● TO BE DONE: Print all the records exactly, please.

● MATERIAL PROVIDED:
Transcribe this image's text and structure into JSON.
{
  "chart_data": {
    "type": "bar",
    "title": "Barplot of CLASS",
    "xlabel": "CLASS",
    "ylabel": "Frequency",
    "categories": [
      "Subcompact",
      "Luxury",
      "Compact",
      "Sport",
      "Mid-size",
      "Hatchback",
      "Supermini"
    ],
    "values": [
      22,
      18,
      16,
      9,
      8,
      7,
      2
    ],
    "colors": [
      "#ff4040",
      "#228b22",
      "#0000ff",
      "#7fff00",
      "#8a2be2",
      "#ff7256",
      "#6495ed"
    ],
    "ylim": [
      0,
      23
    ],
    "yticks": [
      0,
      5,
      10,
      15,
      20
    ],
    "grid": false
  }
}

● IN RESPONSE:
Transcribe this image's text and structure into JSON.
{
  "chart_data": {
    "type": "bar",
    "title": "Barplot of CLASS",
    "xlabel": "CLASS",
    "ylabel": "Frequency",
    "categories": [
      "Subcompact",
      "Luxury",
      "Compact",
      "Sport",
      "Mid-size",
      "Hatchback",
      "Supermini"
    ],
    "values": [
      22,
      18,
      16,
      9,
      8,
      7,
      2
    ],
    "colors": [
      "#ff4040",
      "#228b22",
      "#0000ff",
      "#7fff00",
      "#8a2be2",
      "#ff7256",
      "#6495ed"
    ],
    "ylim": [
      0,
      23
    ],
    "yticks": [
      0,
      5,
      10,
      15,
      20
    ],
    "grid": false
  }
}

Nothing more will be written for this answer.